--- start of Source material ---

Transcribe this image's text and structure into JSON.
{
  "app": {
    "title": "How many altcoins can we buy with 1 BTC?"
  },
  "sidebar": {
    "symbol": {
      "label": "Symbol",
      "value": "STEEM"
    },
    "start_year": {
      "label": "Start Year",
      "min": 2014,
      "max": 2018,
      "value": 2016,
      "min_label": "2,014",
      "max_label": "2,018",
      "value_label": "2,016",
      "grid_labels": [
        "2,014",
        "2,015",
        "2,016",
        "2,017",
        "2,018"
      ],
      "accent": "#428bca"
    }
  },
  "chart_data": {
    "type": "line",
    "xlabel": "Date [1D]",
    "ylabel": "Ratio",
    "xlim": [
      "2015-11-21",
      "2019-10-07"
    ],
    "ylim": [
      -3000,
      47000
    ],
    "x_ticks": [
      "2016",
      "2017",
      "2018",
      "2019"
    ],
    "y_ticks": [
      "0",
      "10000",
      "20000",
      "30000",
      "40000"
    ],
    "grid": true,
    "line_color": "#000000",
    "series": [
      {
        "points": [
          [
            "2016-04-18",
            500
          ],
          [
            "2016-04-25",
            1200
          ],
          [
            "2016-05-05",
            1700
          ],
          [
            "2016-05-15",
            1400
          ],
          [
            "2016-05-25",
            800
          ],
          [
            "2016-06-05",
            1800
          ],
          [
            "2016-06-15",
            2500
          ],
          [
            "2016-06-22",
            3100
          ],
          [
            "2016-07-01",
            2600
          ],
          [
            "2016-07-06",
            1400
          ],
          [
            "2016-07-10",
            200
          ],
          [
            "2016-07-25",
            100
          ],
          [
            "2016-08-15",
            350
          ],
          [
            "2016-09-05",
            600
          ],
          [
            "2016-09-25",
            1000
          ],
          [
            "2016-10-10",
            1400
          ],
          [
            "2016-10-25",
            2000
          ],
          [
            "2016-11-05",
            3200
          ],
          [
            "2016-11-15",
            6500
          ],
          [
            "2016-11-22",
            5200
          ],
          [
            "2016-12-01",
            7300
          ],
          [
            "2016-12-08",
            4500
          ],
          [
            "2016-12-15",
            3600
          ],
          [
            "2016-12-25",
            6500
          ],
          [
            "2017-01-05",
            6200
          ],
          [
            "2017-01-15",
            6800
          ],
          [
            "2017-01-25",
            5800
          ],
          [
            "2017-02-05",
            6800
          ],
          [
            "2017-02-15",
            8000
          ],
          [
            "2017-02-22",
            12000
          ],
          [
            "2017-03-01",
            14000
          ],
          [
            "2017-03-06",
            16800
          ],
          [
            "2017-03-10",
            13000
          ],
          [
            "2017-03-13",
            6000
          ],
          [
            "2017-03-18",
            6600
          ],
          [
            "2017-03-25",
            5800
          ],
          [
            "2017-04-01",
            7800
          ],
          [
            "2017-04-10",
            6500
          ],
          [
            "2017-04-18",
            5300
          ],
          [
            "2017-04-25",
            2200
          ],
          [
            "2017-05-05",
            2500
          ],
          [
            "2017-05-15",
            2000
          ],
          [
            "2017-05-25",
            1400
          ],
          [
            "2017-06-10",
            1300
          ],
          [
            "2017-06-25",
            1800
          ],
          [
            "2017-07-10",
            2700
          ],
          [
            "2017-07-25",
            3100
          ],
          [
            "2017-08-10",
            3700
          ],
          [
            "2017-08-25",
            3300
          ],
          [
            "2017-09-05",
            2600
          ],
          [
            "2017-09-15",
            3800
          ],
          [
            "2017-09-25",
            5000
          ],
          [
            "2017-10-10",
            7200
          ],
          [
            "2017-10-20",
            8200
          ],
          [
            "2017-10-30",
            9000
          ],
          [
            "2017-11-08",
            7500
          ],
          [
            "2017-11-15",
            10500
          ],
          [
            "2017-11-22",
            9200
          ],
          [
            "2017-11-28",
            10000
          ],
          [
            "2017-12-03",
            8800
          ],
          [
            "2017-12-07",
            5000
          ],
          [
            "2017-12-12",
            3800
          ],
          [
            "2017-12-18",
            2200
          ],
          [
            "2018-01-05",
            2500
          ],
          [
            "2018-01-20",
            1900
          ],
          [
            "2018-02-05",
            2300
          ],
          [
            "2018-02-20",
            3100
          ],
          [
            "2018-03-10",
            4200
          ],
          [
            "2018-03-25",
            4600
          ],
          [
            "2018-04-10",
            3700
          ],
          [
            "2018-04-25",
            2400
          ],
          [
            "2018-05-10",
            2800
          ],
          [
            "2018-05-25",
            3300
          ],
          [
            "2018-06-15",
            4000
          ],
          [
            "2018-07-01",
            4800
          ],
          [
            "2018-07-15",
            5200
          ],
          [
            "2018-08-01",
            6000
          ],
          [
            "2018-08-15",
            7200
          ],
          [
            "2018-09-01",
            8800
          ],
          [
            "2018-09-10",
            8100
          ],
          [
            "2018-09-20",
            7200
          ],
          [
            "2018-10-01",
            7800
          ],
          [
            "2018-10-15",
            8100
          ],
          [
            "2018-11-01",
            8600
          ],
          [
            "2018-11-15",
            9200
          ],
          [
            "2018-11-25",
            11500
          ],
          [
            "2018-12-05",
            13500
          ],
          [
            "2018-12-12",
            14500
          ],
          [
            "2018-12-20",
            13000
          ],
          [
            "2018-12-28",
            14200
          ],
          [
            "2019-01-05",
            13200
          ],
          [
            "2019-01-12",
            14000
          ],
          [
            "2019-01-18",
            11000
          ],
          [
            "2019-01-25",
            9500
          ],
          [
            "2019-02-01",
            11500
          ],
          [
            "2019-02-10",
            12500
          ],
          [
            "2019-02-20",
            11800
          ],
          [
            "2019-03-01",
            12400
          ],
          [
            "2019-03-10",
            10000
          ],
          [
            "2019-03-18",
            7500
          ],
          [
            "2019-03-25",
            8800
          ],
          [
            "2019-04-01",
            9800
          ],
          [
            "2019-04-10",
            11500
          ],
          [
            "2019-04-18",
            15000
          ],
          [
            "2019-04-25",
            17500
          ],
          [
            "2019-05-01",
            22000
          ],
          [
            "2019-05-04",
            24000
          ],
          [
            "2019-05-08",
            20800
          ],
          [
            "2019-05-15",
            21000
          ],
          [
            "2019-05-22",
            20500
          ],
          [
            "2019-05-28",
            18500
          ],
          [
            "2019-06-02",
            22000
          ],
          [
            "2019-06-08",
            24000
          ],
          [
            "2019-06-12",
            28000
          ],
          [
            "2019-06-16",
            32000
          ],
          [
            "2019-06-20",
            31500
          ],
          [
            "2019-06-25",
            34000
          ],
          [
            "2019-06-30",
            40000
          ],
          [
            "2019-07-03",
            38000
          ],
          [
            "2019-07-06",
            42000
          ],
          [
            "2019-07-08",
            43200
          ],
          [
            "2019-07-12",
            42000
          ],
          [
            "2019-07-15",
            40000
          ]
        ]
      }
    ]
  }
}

--- end of Source material ---

*Set task*
Quote all of the entries verbatim.

*Result*
Transcribe this image's text and structure into JSON.
{
  "app": {
    "title": "How many altcoins can we buy with 1 BTC?"
  },
  "sidebar": {
    "symbol": {
      "label": "Symbol",
      "value": "STEEM"
    },
    "start_year": {
      "label": "Start Year",
      "min": 2014,
      "max": 2018,
      "value": 2016,
      "min_label": "2,014",
      "max_label": "2,018",
      "value_label": "2,016",
      "grid_labels": [
        "2,014",
        "2,015",
        "2,016",
        "2,017",
        "2,018"
      ],
      "accent": "#428bca"
    }
  },
  "chart_data": {
    "type": "line",
    "xlabel": "Date [1D]",
    "ylabel": "Ratio",
    "xlim": [
      "2015-11-21",
      "2019-10-07"
    ],
    "ylim": [
      -3000,
      47000
    ],
    "x_ticks": [
      "2016",
      "2017",
      "2018",
      "2019"
    ],
    "y_ticks": [
      "0",
      "10000",
      "20000",
      "30000",
      "40000"
    ],
    "grid": true,
    "line_color": "#000000",
    "series": [
      {
        "points": [
          [
            "2016-04-18",
            500
          ],
          [
            "2016-04-25",
            1200
          ],
          [
            "2016-05-05",
            1700
          ],
          [
            "2016-05-15",
            1400
          ],
          [
            "2016-05-25",
            800
          ],
          [
            "2016-06-05",
            1800
          ],
          [
            "2016-06-15",
            2500
          ],
          [
            "2016-06-22",
            3100
          ],
          [
            "2016-07-01",
            2600
          ],
          [
            "2016-07-06",
            1400
          ],
          [
            "2016-07-10",
            200
          ],
          [
            "2016-07-25",
            100
          ],
          [
            "2016-08-15",
            350
          ],
          [
            "2016-09-05",
            600
          ],
          [
            "2016-09-25",
            1000
          ],
          [
            "2016-10-10",
            1400
          ],
          [
            "2016-10-25",
            2000
          ],
          [
            "2016-11-05",
            3200
          ],
          [
            "2016-11-15",
            6500
          ],
          [
            "2016-11-22",
            5200
          ],
          [
            "2016-12-01",
            7300
          ],
          [
            "2016-12-08",
            4500
          ],
          [
            "2016-12-15",
            3600
          ],
          [
            "2016-12-25",
            6500
          ],
          [
            "2017-01-05",
            6200
          ],
          [
            "2017-01-15",
            6800
          ],
          [
            "2017-01-25",
            5800
          ],
          [
            "2017-02-05",
            6800
          ],
          [
            "2017-02-15",
            8000
          ],
          [
            "2017-02-22",
            12000
          ],
          [
            "2017-03-01",
            14000
          ],
          [
            "2017-03-06",
            16800
          ],
          [
            "2017-03-10",
            13000
          ],
          [
            "2017-03-13",
            6000
          ],
          [
            "2017-03-18",
            6600
          ],
          [
            "2017-03-25",
            5800
          ],
          [
            "2017-04-01",
            7800
          ],
          [
            "2017-04-10",
            6500
          ],
          [
            "2017-04-18",
            5300
          ],
          [
            "2017-04-25",
            2200
          ],
          [
            "2017-05-05",
            2500
          ],
          [
            "2017-05-15",
            2000
          ],
          [
            "2017-05-25",
            1400
          ],
          [
            "2017-06-10",
            1300
          ],
          [
            "2017-06-25",
            1800
          ],
          [
            "2017-07-10",
            2700
          ],
          [
            "2017-07-25",
            3100
          ],
          [
            "2017-08-10",
            3700
          ],
          [
            "2017-08-25",
            3300
          ],
          [
            "2017-09-05",
            2600
          ],
          [
            "2017-09-15",
            3800
          ],
          [
            "2017-09-25",
            5000
          ],
          [
            "2017-10-10",
            7200
          ],
          [
            "2017-10-20",
            8200
          ],
          [
            "2017-10-30",
            9000
          ],
          [
            "2017-11-08",
            7500
          ],
          [
            "2017-11-15",
            10500
          ],
          [
            "2017-11-22",
            9200
          ],
          [
            "2017-11-28",
            10000
          ],
          [
            "2017-12-03",
            8800
          ],
          [
            "2017-12-07",
            5000
          ],
          [
            "2017-12-12",
            3800
          ],
          [
            "2017-12-18",
            2200
          ],
          [
            "2018-01-05",
            2500
          ],
          [
            "2018-01-20",
            1900
          ],
          [
            "2018-02-05",
            2300
          ],
          [
            "2018-02-20",
            3100
          ],
          [
            "2018-03-10",
            4200
          ],
          [
            "2018-03-25",
            4600
          ],
          [
            "2018-04-10",
            3700
          ],
          [
            "2018-04-25",
            2400
          ],
          [
            "2018-05-10",
            2800
          ],
          [
            "2018-05-25",
            3300
          ],
          [
            "2018-06-15",
            4000
          ],
          [
            "2018-07-01",
            4800
          ],
          [
            "2018-07-15",
            5200
          ],
          [
            "2018-08-01",
            6000
          ],
          [
            "2018-08-15",
            7200
          ],
          [
            "2018-09-01",
            8800
          ],
          [
            "2018-09-10",
            8100
          ],
          [
            "2018-09-20",
            7200
          ],
          [
            "2018-10-01",
            7800
          ],
          [
            "2018-10-15",
            8100
          ],
          [
            "2018-11-01",
            8600
          ],
          [
            "2018-11-15",
            9200
          ],
          [
            "2018-11-25",
            11500
          ],
          [
            "2018-12-05",
            13500
          ],
          [
            "2018-12-12",
            14500
          ],
          [
            "2018-12-20",
            13000
          ],
          [
            "2018-12-28",
            14200
          ],
          [
            "2019-01-05",
            13200
          ],
          [
            "2019-01-12",
            14000
          ],
          [
            "2019-01-18",
            11000
          ],
          [
            "2019-01-25",
            9500
          ],
          [
            "2019-02-01",
            11500
          ],
          [
            "2019-02-10",
            12500
          ],
          [
            "2019-02-20",
            11800
          ],
          [
            "2019-03-01",
            12400
          ],
          [
            "2019-03-10",
            10000
          ],
          [
            "2019-03-18",
            7500
          ],
          [
            "2019-03-25",
            8800
          ],
          [
            "2019-04-01",
            9800
          ],
          [
            "2019-04-10",
            11500
          ],
          [
            "2019-04-18",
            15000
          ],
          [
            "2019-04-25",
            17500
          ],
          [
            "2019-05-01",
            22000
          ],
          [
            "2019-05-04",
            24000
          ],
          [
            "2019-05-08",
            20800
          ],
          [
            "2019-05-15",
            21000
          ],
          [
            "2019-05-22",
            20500
          ],
          [
            "2019-05-28",
            18500
          ],
          [
            "2019-06-02",
            22000
          ],
          [
            "2019-06-08",
            24000
          ],
          [
            "2019-06-12",
            28000
          ],
          [
            "2019-06-16",
            32000
          ],
          [
            "2019-06-20",
            31500
          ],
          [
            "2019-06-25",
            34000
          ],
          [
            "2019-06-30",
            40000
          ],
          [
            "2019-07-03",
            38000
          ],
          [
            "2019-07-06",
            42000
          ],
          [
            "2019-07-08",
            43200
          ],
          [
            "2019-07-12",
            42000
          ],
          [
            "2019-07-15",
            40000
          ]
        ]
      }
    ]
  }
}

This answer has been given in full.